▸ **Goal**: Return all lines that include the string "Puław".

▸ **Given entries**:

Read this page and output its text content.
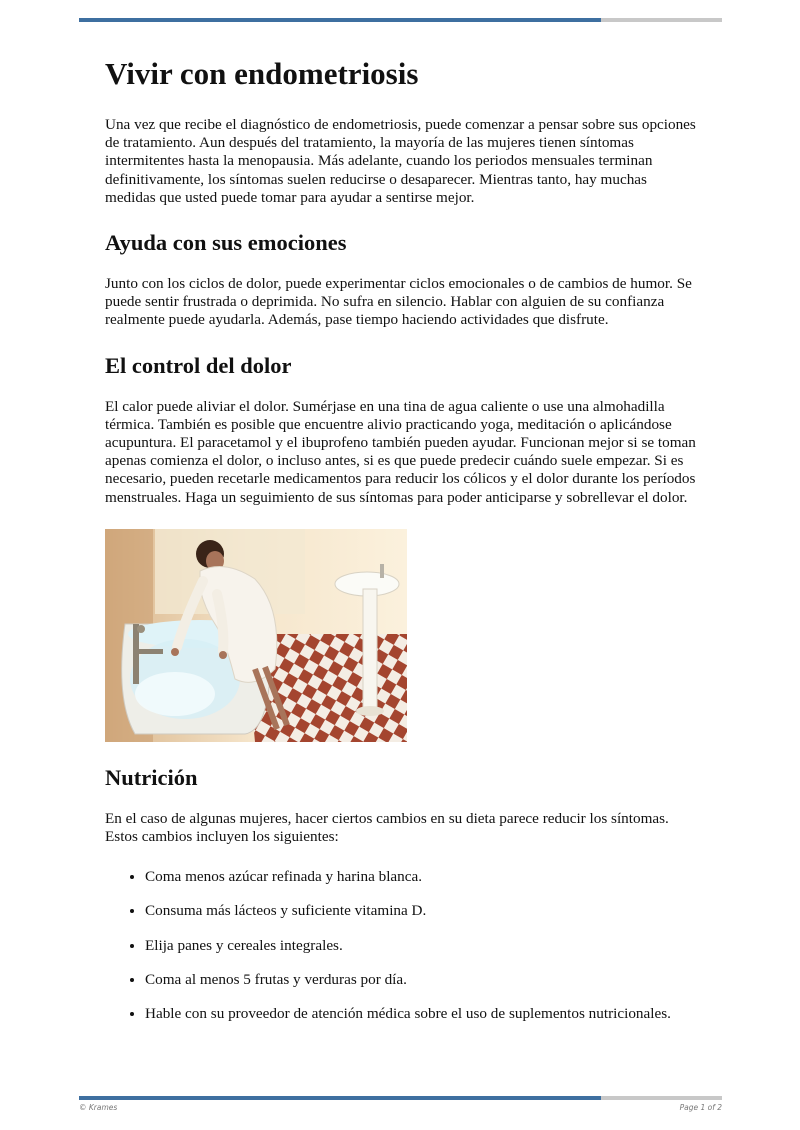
Vivir con endometriosis

Una vez que recibe el diagnóstico de endometriosis, puede comenzar a pensar sobre sus opciones de tratamiento. Aun después del tratamiento, la mayoría de las mujeres tienen síntomas intermitentes hasta la menopausia. Más adelante, cuando los periodos mensuales terminan definitivamente, los síntomas suelen reducirse o desaparecer. Mientras tanto, hay muchas medidas que usted puede tomar para ayudar a sentirse mejor.

Ayuda con sus emociones

Junto con los ciclos de dolor, puede experimentar ciclos emocionales o de cambios de humor. Se puede sentir frustrada o deprimida. No sufra en silencio. Hablar con alguien de su confianza realmente puede ayudarla. Además, pase tiempo haciendo actividades que disfrute.

El control del dolor

El calor puede aliviar el dolor. Sumérjase en una tina de agua caliente o use una almohadilla térmica. También es posible que encuentre alivio practicando yoga, meditación o aplicándose acupuntura. El paracetamol y el ibuprofeno también pueden ayudar. Funcionan mejor si se toman apenas comienza el dolor, o incluso antes, si es que puede predecir cuándo suele empezar. Si es necesario, pueden recetarle medicamentos para reducir los cólicos y el dolor durante los períodos menstruales. Haga un seguimiento de sus síntomas para poder anticiparse y sobrellevar el dolor.

Nutrición

En el caso de algunas mujeres, hacer ciertos cambios en su dieta parece reducir los síntomas. Estos cambios incluyen los siguientes:

• Coma menos azúcar refinada y harina blanca.
• Consuma más lácteos y suficiente vitamina D.
• Elija panes y cereales integrales.
• Coma al menos 5 frutas y verduras por día.
• Hable con su proveedor de atención médica sobre el uso de suplementos nutricionales.
© Krames	Page 1 of 2
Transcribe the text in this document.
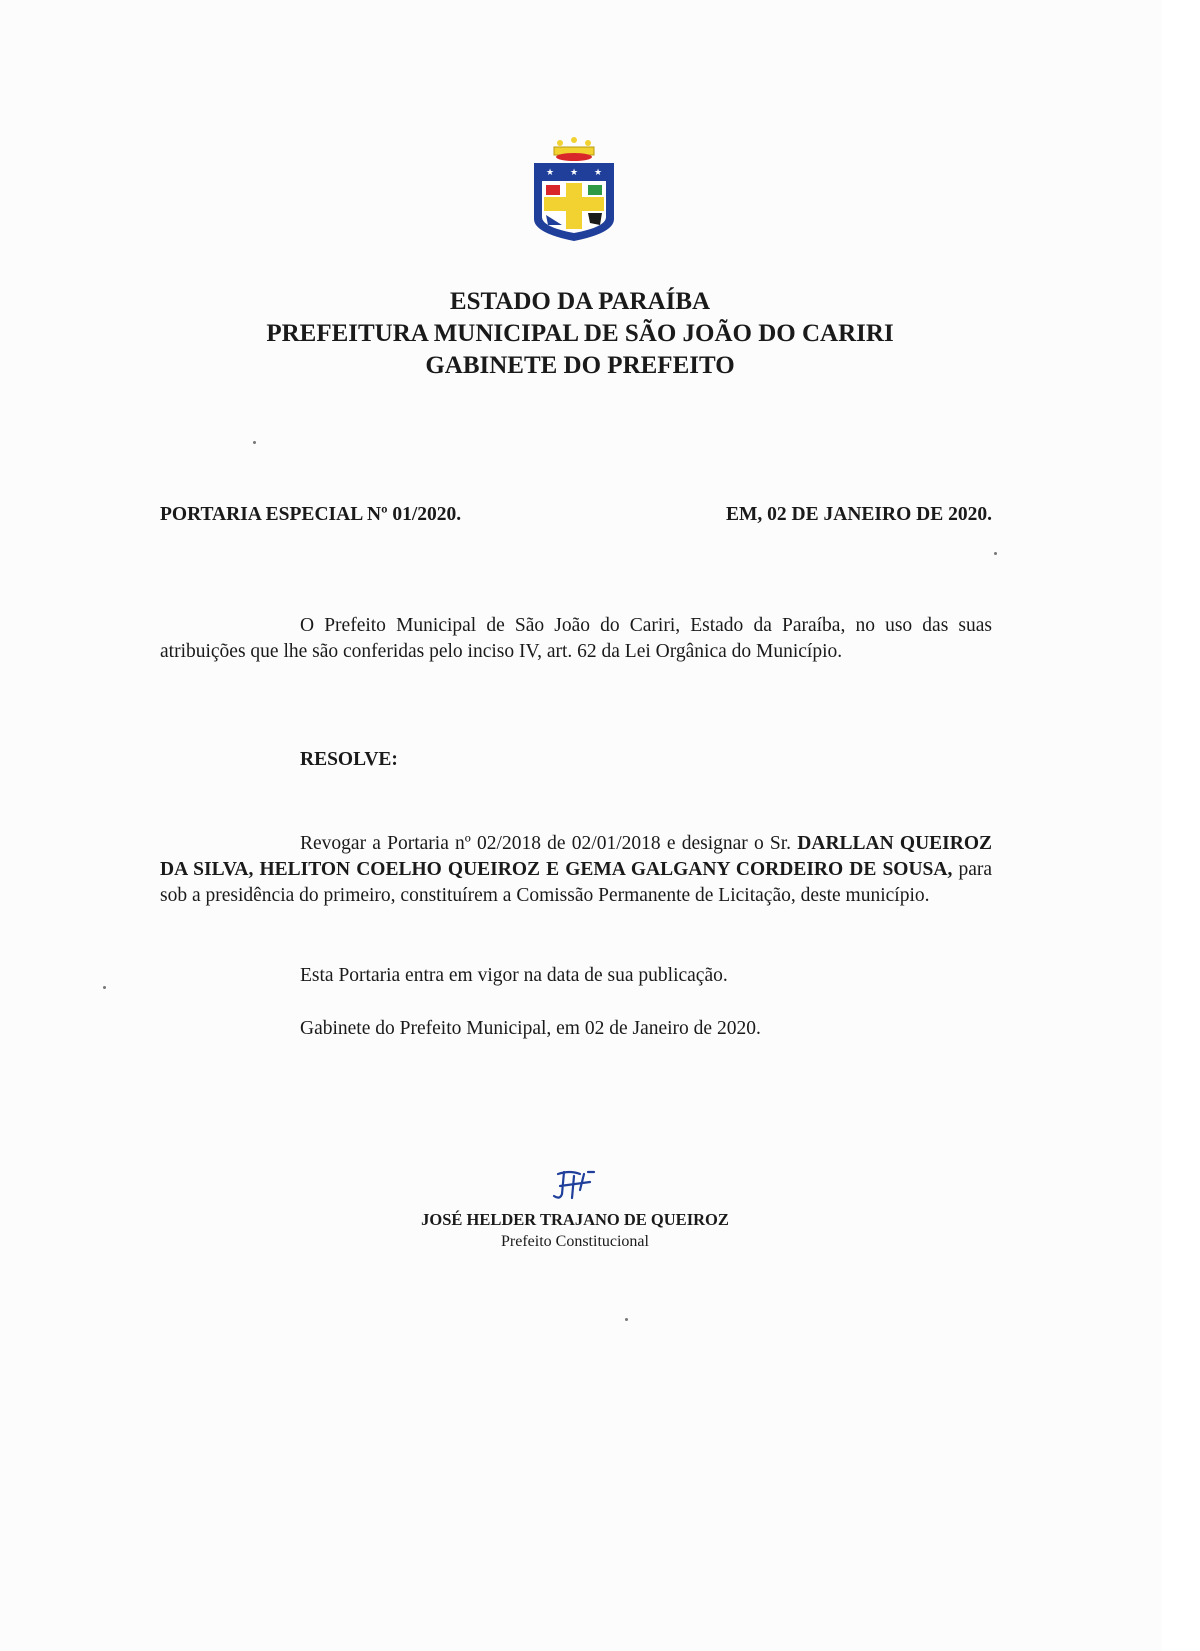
★ ★ ★
ESTADO DA PARAÍBA
PREFEITURA MUNICIPAL DE SÃO JOÃO DO CARIRI
GABINETE DO PREFEITO
PORTARIA ESPECIAL Nº 01/2020.	EM, 02 DE JANEIRO DE 2020.
O Prefeito Municipal de São João do Cariri, Estado da Paraíba, no uso das suas atribuições que lhe são conferidas pelo inciso IV, art. 62 da Lei Orgânica do Município.
RESOLVE:
Revogar a Portaria nº 02/2018 de 02/01/2018 e designar o Sr. DARLLAN QUEIROZ DA SILVA, HELITON COELHO QUEIROZ E GEMA GALGANY CORDEIRO DE SOUSA, para sob a presidência do primeiro, constituírem a Comissão Permanente de Licitação, deste município.
Esta Portaria entra em vigor na data de sua publicação.
Gabinete do Prefeito Municipal, em 02 de Janeiro de 2020.
JOSÉ HELDER TRAJANO DE QUEIROZ
Prefeito Constitucional
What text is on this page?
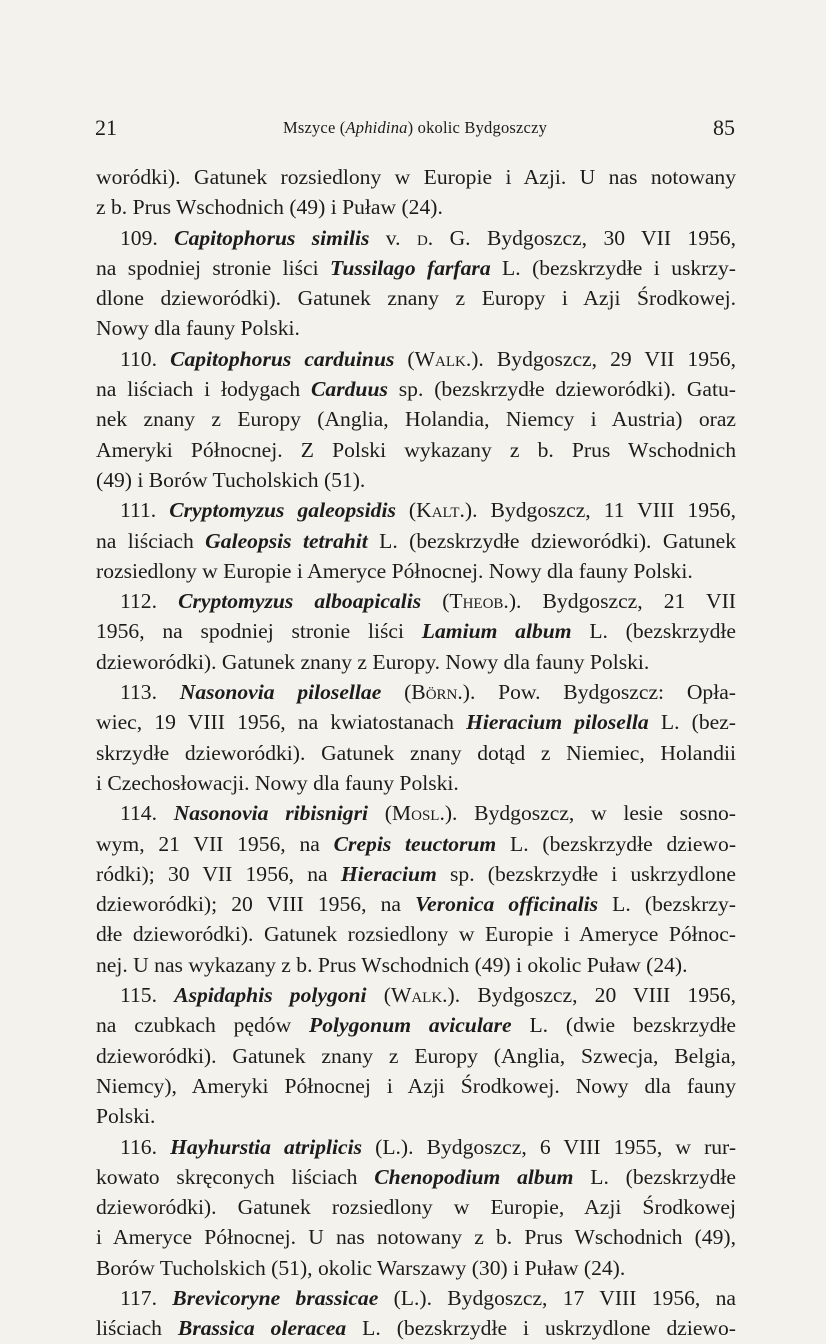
21	Mszyce (Aphidina) okolic Bydgoszczy	85
woródki). Gatunek rozsiedlony w Europie i Azji. U nas notowany
z b. Prus Wschodnich (49) i Puław (24).
109. Capitophorus similis v. d. G. Bydgoszcz, 30 VII 1956,
na spodniej stronie liści Tussilago farfara L. (bezskrzydłe i uskrzy-
dlone dzieworódki). Gatunek znany z Europy i Azji Środkowej.
Nowy dla fauny Polski.
110. Capitophorus carduinus (Walk.). Bydgoszcz, 29 VII 1956,
na liściach i łodygach Carduus sp. (bezskrzydłe dzieworódki). Gatu-
nek znany z Europy (Anglia, Holandia, Niemcy i Austria) oraz
Ameryki Północnej. Z Polski wykazany z b. Prus Wschodnich
(49) i Borów Tucholskich (51).
111. Cryptomyzus galeopsidis (Kalt.). Bydgoszcz, 11 VIII 1956,
na liściach Galeopsis tetrahit L. (bezskrzydłe dzieworódki). Gatunek
rozsiedlony w Europie i Ameryce Północnej. Nowy dla fauny Polski.
112. Cryptomyzus alboapicalis (Theob.). Bydgoszcz, 21 VII
1956, na spodniej stronie liści Lamium album L. (bezskrzydłe
dzieworódki). Gatunek znany z Europy. Nowy dla fauny Polski.
113. Nasonovia pilosellae (Börn.). Pow. Bydgoszcz: Opła-
wiec, 19 VIII 1956, na kwiatostanach Hieracium pilosella L. (bez-
skrzydłe dzieworódki). Gatunek znany dotąd z Niemiec, Holandii
i Czechosłowacji. Nowy dla fauny Polski.
114. Nasonovia ribisnigri (Mosl.). Bydgoszcz, w lesie sosno-
wym, 21 VII 1956, na Crepis teuctorum L. (bezskrzydłe dziewo-
ródki); 30 VII 1956, na Hieracium sp. (bezskrzydłe i uskrzydlone
dzieworódki); 20 VIII 1956, na Veronica officinalis L. (bezskrzy-
dłe dzieworódki). Gatunek rozsiedlony w Europie i Ameryce Północ-
nej. U nas wykazany z b. Prus Wschodnich (49) i okolic Puław (24).
115. Aspidaphis polygoni (Walk.). Bydgoszcz, 20 VIII 1956,
na czubkach pędów Polygonum aviculare L. (dwie bezskrzydłe
dzieworódki). Gatunek znany z Europy (Anglia, Szwecja, Belgia,
Niemcy), Ameryki Północnej i Azji Środkowej. Nowy dla fauny
Polski.
116. Hayhurstia atriplicis (L.). Bydgoszcz, 6 VIII 1955, w rur-
kowato skręconych liściach Chenopodium album L. (bezskrzydłe
dzieworódki). Gatunek rozsiedlony w Europie, Azji Środkowej
i Ameryce Północnej. U nas notowany z b. Prus Wschodnich (49),
Borów Tucholskich (51), okolic Warszawy (30) i Puław (24).
117. Brevicoryne brassicae (L.). Bydgoszcz, 17 VIII 1956, na
liściach Brassica oleracea L. (bezskrzydłe i uskrzydlone dziewo-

▸ **Answer to the task**:
z b. Prus Wschodnich (49) i Puław (24).
nej. U nas wykazany z b. Prus Wschodnich (49) i okolic Puław (24).
Borów Tucholskich (51), okolic Warszawy (30) i Puław (24).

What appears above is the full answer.